Supplied records =>
★ ★ ★ ★ ★
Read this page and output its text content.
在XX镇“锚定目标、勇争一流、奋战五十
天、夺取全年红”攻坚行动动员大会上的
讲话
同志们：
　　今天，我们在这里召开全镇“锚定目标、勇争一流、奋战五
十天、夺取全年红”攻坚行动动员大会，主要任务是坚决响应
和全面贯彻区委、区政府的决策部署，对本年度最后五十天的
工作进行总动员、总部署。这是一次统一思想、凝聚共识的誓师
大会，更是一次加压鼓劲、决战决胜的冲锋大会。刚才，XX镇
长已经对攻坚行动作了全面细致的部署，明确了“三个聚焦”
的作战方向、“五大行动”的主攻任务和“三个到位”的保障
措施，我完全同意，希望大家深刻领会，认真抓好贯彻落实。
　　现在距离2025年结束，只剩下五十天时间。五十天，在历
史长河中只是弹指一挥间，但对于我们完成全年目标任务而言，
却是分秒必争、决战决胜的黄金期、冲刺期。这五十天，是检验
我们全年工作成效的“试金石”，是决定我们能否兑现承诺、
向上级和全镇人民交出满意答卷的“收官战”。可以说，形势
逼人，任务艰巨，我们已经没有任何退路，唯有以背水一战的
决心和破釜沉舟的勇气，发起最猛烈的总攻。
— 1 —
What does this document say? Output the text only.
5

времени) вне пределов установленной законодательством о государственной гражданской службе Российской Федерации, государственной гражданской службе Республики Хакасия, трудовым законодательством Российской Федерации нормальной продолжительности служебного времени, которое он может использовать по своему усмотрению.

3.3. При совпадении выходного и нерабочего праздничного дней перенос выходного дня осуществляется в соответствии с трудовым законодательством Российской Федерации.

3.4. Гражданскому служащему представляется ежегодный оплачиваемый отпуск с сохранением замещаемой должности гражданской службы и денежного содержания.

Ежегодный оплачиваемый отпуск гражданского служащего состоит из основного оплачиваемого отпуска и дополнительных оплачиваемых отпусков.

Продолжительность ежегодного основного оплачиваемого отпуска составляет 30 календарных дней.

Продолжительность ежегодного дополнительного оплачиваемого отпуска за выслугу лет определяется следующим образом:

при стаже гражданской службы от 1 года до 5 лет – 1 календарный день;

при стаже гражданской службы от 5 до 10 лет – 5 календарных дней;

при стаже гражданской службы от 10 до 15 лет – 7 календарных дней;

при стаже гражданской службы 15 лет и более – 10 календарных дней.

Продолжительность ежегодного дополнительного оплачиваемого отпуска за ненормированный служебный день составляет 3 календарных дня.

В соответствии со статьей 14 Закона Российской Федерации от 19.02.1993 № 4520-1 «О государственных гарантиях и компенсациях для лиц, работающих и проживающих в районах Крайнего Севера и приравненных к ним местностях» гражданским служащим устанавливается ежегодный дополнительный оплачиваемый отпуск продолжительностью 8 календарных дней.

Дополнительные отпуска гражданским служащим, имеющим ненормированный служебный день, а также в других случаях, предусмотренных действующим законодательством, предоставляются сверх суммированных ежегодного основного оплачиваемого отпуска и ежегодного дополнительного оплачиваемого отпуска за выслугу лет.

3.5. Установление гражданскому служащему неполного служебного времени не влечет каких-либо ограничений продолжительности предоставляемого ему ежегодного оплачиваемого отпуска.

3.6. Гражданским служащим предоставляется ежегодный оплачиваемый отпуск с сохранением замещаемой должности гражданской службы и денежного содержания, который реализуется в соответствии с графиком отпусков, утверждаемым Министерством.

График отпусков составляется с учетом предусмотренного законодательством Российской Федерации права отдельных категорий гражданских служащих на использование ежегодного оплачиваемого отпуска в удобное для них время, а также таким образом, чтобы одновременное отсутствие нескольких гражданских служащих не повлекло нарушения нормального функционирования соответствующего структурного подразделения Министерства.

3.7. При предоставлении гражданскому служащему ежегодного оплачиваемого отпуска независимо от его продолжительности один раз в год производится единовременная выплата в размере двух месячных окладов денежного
★ ★ ★ ★ ★
Given exercise =>
Using the listing above, show every line that includes the string "служащему".

Task response =>
3.4. Гражданскому служащему представляется ежегодный оплачиваемый отпуск с сохранением замещаемой должности гражданской службы и денежного содержания.
3.5. Установление гражданскому служащему неполного служебного времени не влечет каких-либо ограничений продолжительности предоставляемого ему ежегодного оплачиваемого отпуска.
3.7. При предоставлении гражданскому служащему ежегодного оплачиваемого отпуска независимо от его продолжительности один раз в год производится единовременная выплата в размере двух месячных окладов денежного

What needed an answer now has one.